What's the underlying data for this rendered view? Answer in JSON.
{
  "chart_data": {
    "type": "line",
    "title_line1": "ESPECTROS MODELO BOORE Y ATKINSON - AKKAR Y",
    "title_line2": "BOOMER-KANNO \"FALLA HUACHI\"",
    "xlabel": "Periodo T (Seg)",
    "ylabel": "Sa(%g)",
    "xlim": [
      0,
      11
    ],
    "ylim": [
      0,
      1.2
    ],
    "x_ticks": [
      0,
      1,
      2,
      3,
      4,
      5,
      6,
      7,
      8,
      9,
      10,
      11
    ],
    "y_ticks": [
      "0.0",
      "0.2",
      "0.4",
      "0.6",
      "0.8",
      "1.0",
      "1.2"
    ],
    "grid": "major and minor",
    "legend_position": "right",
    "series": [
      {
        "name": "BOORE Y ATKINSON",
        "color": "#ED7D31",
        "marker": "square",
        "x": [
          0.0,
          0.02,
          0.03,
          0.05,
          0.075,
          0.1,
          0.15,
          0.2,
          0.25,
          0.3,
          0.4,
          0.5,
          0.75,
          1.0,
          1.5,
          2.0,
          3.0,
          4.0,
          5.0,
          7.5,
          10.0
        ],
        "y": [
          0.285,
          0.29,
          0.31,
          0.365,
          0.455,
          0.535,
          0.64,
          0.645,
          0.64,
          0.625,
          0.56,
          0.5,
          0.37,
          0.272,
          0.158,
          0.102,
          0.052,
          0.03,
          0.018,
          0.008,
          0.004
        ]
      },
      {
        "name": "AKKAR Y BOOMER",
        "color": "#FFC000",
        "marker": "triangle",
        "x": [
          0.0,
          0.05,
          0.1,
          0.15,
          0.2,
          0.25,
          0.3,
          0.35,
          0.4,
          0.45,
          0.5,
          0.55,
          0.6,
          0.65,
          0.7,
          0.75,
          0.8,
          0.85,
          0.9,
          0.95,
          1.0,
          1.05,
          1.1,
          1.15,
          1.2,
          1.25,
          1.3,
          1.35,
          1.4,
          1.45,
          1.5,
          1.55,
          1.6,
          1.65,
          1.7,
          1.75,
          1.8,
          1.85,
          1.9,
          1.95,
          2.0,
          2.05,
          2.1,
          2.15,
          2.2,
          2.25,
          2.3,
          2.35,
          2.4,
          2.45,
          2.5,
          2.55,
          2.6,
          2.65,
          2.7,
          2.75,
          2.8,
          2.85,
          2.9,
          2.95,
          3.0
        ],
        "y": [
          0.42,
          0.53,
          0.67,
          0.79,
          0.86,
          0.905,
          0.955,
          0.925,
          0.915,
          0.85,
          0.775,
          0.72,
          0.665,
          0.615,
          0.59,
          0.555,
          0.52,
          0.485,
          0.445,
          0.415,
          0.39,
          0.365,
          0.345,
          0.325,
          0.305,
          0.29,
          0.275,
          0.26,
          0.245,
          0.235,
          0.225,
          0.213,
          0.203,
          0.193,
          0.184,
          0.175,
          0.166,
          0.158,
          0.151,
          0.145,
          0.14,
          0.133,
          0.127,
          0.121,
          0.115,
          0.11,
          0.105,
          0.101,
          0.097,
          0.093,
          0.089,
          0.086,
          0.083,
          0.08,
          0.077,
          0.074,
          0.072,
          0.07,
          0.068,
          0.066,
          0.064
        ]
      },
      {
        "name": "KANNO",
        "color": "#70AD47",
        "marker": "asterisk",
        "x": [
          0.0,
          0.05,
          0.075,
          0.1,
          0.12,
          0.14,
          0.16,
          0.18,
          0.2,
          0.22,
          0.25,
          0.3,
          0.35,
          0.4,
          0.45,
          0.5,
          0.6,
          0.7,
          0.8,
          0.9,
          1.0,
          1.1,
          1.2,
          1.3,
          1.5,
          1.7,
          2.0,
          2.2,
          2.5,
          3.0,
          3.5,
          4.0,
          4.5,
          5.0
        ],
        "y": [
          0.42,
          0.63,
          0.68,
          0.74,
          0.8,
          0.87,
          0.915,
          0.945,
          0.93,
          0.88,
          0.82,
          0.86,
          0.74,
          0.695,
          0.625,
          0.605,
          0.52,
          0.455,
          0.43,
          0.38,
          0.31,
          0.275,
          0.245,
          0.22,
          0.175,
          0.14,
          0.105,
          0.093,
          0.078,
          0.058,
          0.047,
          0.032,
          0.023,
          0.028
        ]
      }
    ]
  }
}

________

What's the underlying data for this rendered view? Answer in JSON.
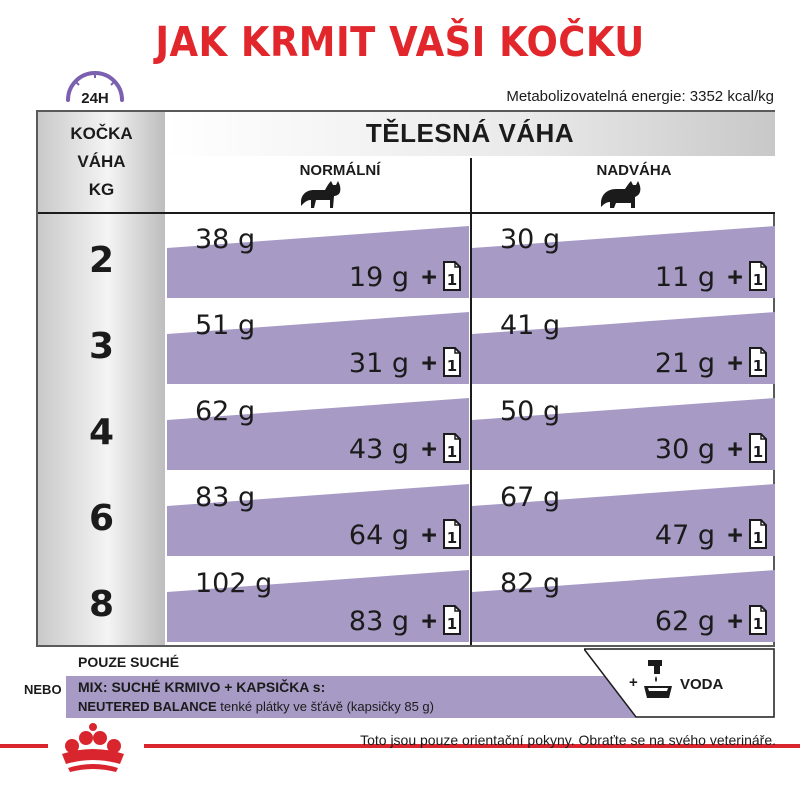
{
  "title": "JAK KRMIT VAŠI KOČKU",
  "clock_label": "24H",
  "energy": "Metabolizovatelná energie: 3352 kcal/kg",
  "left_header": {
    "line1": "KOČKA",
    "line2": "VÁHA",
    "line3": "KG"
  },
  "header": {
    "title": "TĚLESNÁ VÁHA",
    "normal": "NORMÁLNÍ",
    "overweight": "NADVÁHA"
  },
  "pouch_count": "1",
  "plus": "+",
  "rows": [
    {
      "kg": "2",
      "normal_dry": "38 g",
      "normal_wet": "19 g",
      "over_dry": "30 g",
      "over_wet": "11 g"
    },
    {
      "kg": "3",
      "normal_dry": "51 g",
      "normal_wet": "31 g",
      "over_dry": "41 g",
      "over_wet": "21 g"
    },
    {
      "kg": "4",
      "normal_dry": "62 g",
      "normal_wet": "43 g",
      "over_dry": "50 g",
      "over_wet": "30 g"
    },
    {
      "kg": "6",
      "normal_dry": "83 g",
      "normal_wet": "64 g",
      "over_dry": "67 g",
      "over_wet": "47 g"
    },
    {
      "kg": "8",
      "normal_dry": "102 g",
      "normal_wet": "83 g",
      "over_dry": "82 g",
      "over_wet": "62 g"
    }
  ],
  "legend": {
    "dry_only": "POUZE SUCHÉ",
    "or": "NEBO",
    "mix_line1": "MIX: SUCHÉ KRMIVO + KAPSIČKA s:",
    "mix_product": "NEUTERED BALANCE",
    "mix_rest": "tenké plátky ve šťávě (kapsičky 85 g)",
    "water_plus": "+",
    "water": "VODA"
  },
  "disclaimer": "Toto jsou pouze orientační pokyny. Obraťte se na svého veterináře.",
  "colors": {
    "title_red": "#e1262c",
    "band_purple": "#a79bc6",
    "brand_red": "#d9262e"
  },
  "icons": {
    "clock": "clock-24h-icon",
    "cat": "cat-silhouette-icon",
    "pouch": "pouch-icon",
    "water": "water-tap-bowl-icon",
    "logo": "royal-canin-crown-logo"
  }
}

________

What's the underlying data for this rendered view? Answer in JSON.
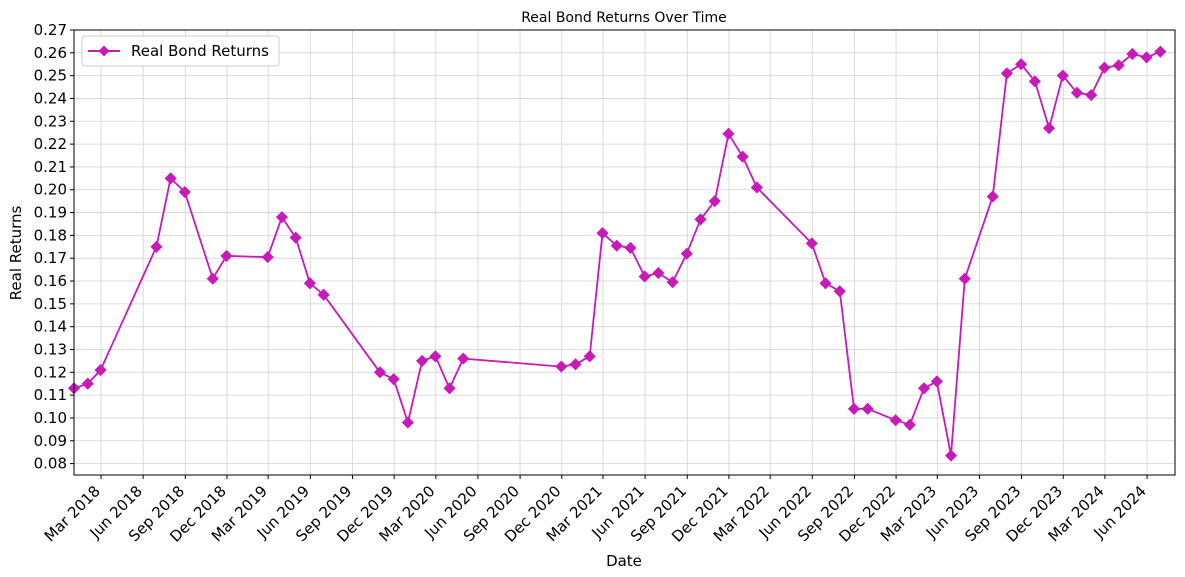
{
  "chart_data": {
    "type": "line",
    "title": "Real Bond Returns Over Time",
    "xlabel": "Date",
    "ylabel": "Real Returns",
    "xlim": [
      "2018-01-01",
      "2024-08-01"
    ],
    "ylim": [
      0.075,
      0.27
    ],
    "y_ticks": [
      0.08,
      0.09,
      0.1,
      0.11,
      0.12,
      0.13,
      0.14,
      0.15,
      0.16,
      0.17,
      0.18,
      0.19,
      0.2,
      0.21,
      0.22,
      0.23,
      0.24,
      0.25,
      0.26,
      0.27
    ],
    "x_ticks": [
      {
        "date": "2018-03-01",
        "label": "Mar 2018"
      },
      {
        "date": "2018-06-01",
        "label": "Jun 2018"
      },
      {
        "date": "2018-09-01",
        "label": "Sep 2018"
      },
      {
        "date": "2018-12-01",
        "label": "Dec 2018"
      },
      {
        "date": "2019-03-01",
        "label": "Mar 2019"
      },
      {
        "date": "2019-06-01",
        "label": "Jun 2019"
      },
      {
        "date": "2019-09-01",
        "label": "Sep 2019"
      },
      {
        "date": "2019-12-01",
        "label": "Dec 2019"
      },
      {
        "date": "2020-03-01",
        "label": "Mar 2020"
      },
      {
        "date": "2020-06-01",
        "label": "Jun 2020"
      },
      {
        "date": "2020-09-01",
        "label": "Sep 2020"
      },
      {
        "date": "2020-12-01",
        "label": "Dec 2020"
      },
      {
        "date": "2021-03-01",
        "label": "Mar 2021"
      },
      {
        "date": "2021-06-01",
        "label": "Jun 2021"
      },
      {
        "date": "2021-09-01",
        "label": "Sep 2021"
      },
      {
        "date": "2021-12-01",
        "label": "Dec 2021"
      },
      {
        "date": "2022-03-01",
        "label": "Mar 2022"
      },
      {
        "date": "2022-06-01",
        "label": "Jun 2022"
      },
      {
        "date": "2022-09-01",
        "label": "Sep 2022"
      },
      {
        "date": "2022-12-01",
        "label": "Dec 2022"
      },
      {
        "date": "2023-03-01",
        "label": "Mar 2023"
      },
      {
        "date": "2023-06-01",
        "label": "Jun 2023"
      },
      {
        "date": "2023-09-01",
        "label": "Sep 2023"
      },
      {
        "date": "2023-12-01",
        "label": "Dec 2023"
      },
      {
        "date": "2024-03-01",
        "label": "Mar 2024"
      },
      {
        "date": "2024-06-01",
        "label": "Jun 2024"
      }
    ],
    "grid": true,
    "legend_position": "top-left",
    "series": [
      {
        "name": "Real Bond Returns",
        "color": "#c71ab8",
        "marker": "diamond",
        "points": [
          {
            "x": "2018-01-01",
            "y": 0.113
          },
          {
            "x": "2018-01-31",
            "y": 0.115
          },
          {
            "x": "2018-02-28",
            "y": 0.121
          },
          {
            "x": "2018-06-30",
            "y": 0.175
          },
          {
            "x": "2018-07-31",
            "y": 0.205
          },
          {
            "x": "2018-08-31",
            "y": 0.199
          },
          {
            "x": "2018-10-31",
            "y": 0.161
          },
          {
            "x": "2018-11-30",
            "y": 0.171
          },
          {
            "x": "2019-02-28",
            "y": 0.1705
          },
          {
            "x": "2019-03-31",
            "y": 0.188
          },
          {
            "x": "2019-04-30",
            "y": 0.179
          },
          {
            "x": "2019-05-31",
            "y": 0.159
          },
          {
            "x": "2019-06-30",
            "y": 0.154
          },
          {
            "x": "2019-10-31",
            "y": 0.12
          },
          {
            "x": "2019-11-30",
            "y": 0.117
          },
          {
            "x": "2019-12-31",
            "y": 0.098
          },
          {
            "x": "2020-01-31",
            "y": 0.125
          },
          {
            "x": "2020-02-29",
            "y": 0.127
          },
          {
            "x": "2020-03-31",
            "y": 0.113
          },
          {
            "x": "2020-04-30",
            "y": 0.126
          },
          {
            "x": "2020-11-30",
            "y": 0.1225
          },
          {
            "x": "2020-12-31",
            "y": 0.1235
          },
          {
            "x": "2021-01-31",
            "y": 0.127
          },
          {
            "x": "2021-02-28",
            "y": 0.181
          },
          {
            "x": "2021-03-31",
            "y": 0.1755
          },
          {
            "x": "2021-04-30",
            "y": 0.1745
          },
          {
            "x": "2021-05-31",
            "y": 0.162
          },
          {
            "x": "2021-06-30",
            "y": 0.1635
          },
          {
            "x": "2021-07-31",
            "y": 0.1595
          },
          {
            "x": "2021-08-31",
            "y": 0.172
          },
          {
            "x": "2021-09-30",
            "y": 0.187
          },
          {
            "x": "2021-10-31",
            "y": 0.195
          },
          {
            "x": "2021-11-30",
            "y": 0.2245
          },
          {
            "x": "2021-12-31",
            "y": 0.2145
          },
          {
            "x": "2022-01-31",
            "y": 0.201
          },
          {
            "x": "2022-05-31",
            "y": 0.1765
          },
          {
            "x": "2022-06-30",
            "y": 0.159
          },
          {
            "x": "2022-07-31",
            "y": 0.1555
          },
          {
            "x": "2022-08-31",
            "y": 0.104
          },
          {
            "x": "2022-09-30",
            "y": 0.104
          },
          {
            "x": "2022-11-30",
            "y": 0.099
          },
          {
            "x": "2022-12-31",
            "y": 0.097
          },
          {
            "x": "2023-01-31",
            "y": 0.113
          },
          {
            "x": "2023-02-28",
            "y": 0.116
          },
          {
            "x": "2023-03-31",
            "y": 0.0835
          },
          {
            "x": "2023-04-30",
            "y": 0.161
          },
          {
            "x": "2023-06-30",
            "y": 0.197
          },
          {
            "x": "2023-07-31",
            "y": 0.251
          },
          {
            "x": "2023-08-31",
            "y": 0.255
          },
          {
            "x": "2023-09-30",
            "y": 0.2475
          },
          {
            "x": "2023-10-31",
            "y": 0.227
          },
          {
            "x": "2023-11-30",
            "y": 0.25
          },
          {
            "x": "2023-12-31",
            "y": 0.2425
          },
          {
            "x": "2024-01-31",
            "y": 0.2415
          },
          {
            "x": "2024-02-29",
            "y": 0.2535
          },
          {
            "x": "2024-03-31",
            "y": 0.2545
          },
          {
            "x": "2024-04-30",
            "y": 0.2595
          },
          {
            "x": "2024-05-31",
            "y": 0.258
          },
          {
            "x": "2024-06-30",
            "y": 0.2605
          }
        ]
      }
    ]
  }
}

________

* **THE REQUEST**
Take every line from the data that contains the word "Real".

* **THE OUTPUT**
    "title": "Real Bond Returns Over Time",
    "ylabel": "Real Returns",
        "name": "Real Bond Returns",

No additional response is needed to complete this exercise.